» Directive
Every line below that holds the string "系统建立以来" should be copied out.

——

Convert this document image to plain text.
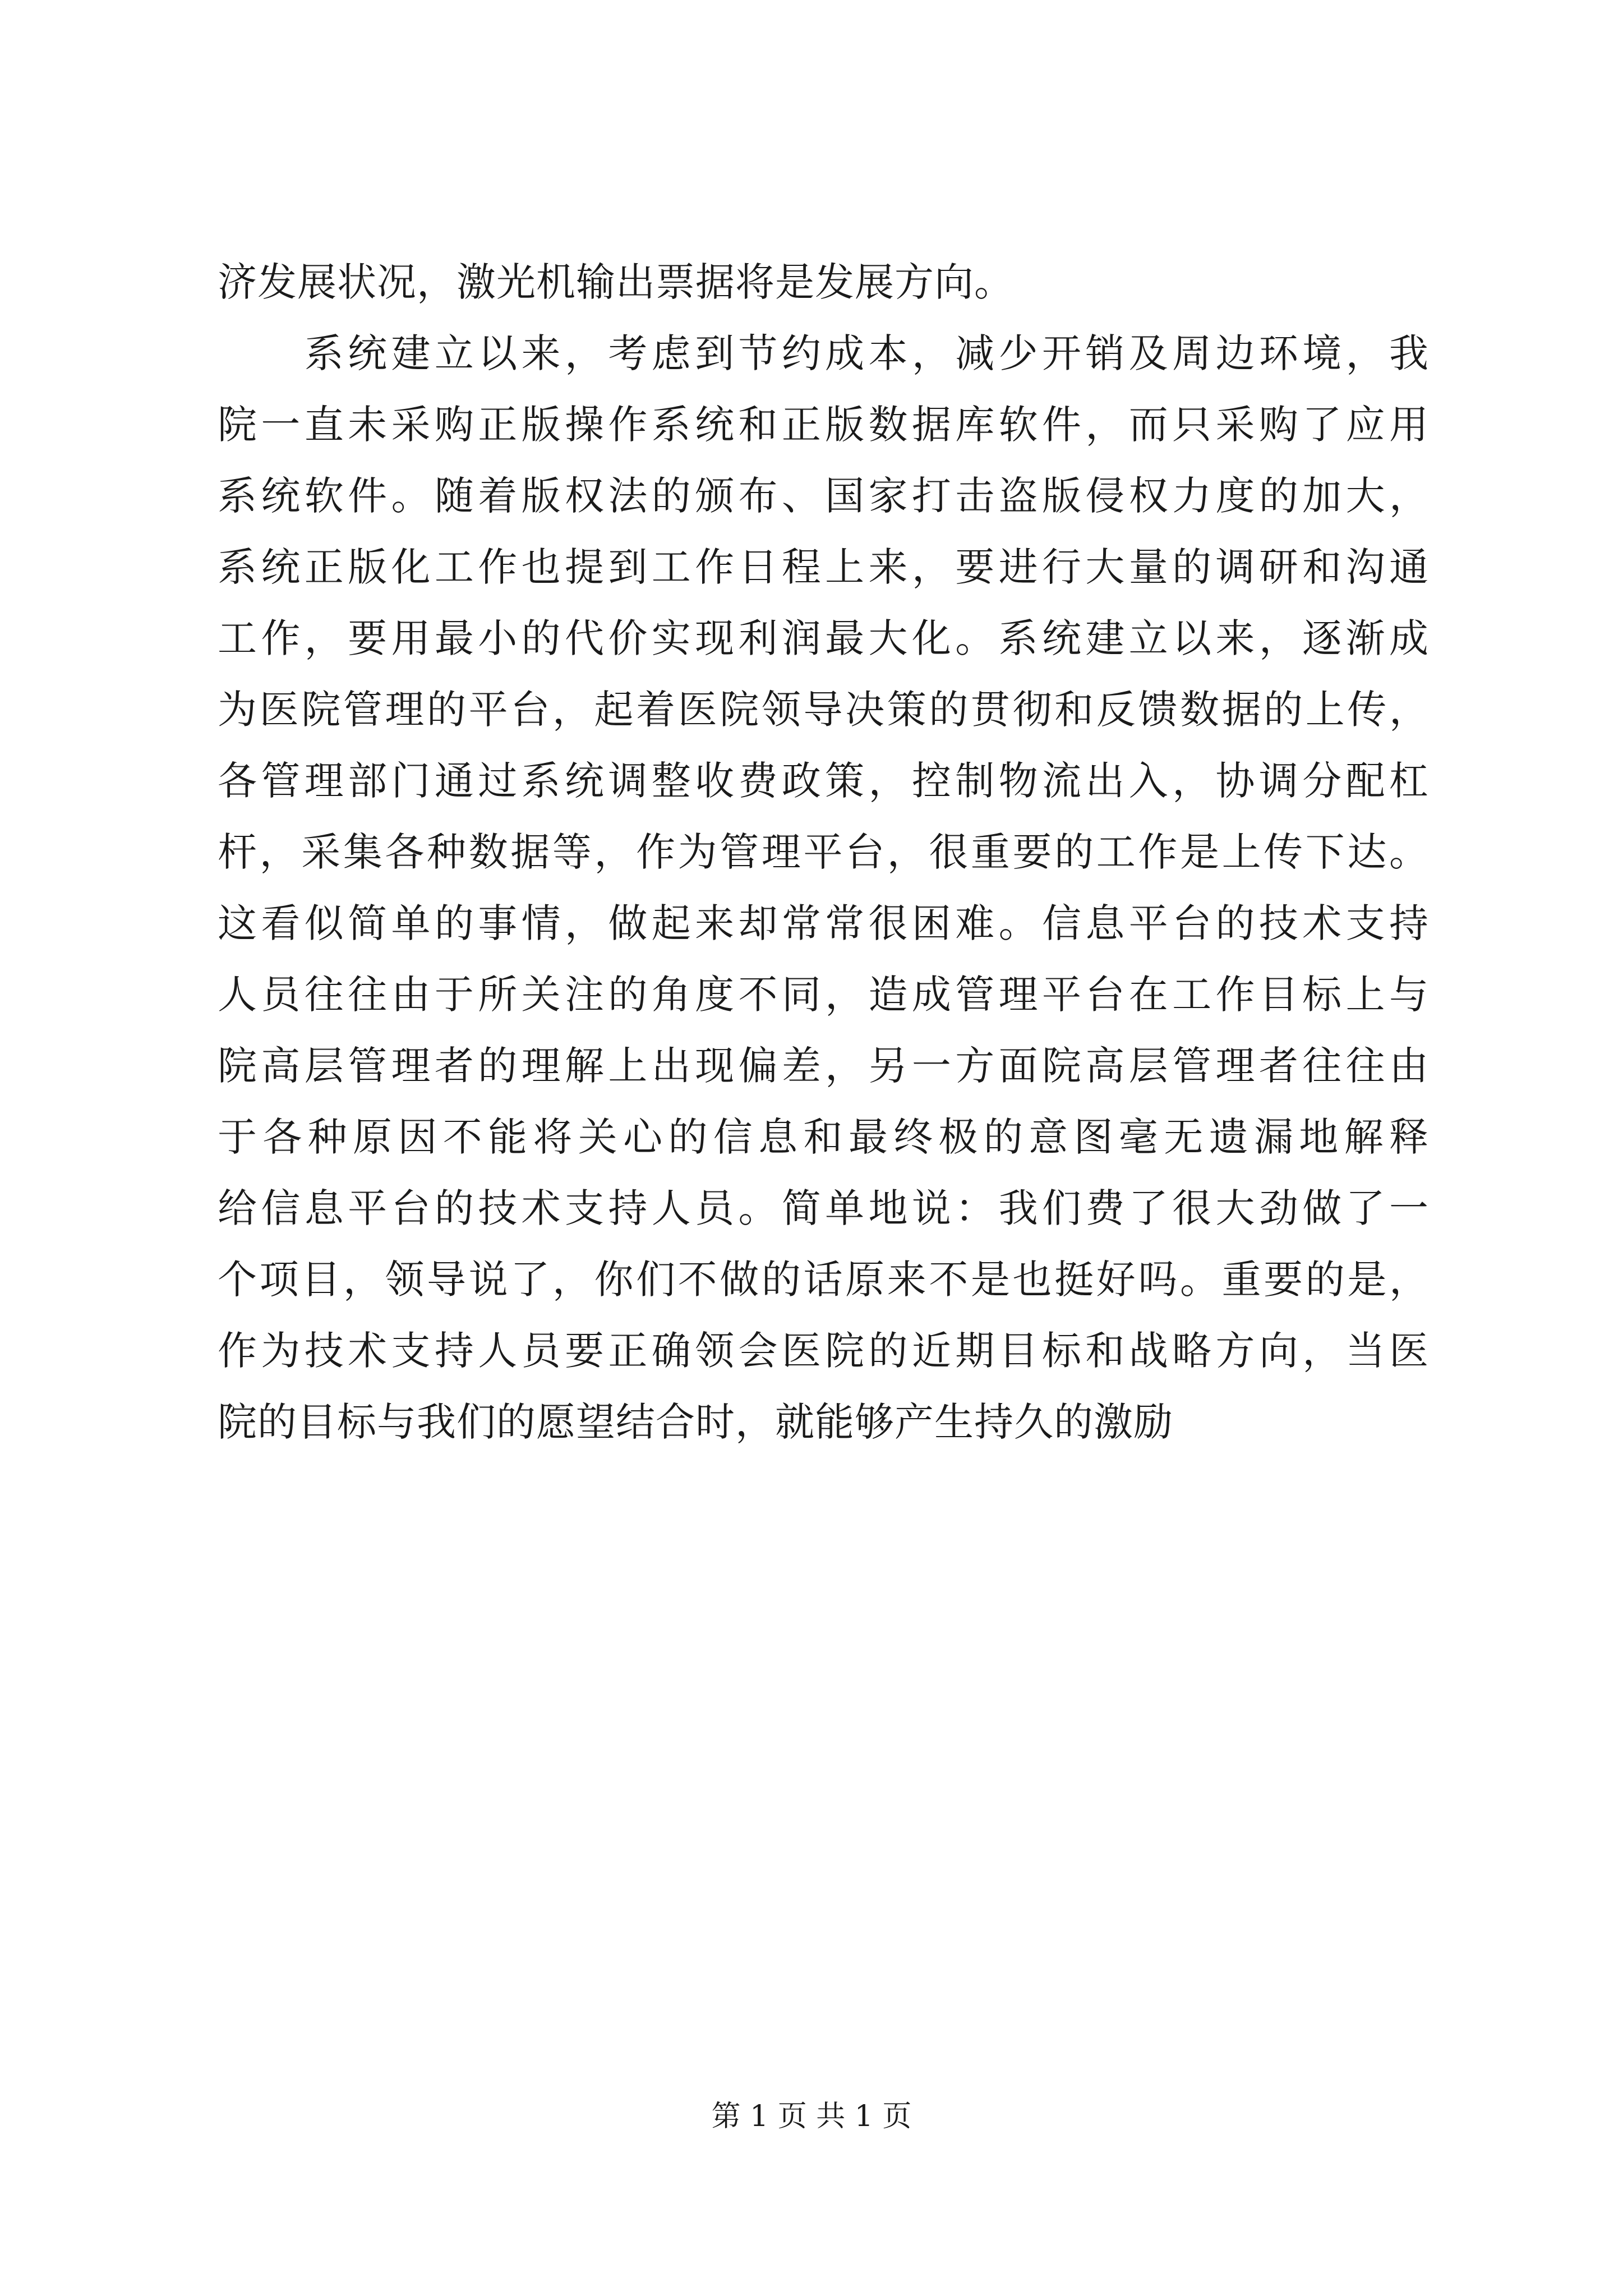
济发展状况，激光机输出票据将是发展方向。
　　系统建立以来，考虑到节约成本，减少开销及周边环境，我
院一直未采购正版操作系统和正版数据库软件，而只采购了应用
系统软件。随着版权法的颁布、国家打击盗版侵权力度的加大，
系统正版化工作也提到工作日程上来，要进行大量的调研和沟通
工作，要用最小的代价实现利润最大化。系统建立以来，逐渐成
为医院管理的平台，起着医院领导决策的贯彻和反馈数据的上传，
各管理部门通过系统调整收费政策，控制物流出入，协调分配杠
杆，采集各种数据等，作为管理平台，很重要的工作是上传下达。
这看似简单的事情，做起来却常常很困难。信息平台的技术支持
人员往往由于所关注的角度不同，造成管理平台在工作目标上与
院高层管理者的理解上出现偏差，另一方面院高层管理者往往由
于各种原因不能将关心的信息和最终极的意图毫无遗漏地解释
给信息平台的技术支持人员。简单地说：我们费了很大劲做了一
个项目，领导说了，你们不做的话原来不是也挺好吗。重要的是，
作为技术支持人员要正确领会医院的近期目标和战略方向，当医
院的目标与我们的愿望结合时，就能够产生持久的激励
第 1 页 共 1 页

——

» Answer for this exercise
　　系统建立以来，考虑到节约成本，减少开销及周边环境，我
工作，要用最小的代价实现利润最大化。系统建立以来，逐渐成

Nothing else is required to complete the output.